## Aim of the exercise
How many of the lines below hold the word "Fols"? Answer only with the number.

## Record extracts

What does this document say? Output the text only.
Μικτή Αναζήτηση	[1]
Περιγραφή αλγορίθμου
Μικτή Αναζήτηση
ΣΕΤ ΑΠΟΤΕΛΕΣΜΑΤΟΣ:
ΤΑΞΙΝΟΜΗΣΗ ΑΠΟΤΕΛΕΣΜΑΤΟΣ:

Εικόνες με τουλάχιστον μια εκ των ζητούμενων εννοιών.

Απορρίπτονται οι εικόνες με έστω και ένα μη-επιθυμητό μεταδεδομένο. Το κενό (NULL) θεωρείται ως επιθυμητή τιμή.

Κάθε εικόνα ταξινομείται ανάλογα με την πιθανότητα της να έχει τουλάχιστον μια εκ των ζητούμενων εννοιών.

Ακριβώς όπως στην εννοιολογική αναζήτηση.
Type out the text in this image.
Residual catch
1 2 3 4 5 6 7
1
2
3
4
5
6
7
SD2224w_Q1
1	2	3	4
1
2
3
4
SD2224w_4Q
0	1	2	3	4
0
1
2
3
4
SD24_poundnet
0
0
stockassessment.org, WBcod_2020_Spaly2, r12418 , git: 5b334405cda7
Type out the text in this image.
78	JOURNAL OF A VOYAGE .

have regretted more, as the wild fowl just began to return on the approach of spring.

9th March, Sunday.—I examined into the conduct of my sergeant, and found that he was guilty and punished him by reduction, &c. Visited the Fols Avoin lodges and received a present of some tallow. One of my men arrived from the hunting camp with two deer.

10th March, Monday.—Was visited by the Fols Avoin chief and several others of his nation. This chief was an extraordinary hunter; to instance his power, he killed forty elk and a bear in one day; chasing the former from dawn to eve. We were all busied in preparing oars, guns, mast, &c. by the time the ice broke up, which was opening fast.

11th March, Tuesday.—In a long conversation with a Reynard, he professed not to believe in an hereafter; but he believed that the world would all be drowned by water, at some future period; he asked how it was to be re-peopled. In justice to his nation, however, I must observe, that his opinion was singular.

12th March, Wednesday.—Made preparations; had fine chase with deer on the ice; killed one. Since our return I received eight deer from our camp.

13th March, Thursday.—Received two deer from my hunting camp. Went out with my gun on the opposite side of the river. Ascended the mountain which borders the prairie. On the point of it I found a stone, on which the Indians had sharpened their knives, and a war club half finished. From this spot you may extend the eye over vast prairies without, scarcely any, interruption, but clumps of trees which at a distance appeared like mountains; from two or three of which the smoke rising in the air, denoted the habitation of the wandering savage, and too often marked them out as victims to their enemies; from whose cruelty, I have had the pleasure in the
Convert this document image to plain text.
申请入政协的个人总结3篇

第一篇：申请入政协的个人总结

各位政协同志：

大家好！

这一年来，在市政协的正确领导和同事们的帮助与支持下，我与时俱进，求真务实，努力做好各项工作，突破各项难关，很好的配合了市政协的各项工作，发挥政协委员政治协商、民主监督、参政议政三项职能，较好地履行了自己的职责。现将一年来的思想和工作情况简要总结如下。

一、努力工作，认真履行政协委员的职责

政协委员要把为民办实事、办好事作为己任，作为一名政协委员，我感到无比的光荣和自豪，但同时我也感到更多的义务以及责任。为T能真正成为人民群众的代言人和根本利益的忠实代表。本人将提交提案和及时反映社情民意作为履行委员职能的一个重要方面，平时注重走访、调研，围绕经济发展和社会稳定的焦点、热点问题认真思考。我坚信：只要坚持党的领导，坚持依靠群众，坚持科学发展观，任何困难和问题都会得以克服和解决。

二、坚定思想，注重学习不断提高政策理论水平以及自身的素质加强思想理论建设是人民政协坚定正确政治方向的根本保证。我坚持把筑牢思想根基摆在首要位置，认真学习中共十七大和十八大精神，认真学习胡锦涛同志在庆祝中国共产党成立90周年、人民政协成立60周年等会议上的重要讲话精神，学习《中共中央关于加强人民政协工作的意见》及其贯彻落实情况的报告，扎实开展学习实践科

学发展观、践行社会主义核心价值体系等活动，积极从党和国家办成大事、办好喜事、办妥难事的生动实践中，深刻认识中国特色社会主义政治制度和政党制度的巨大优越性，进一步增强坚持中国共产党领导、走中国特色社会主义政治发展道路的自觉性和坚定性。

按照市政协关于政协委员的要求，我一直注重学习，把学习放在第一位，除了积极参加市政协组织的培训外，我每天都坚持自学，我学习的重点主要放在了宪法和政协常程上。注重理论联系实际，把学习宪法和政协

## Task solution
2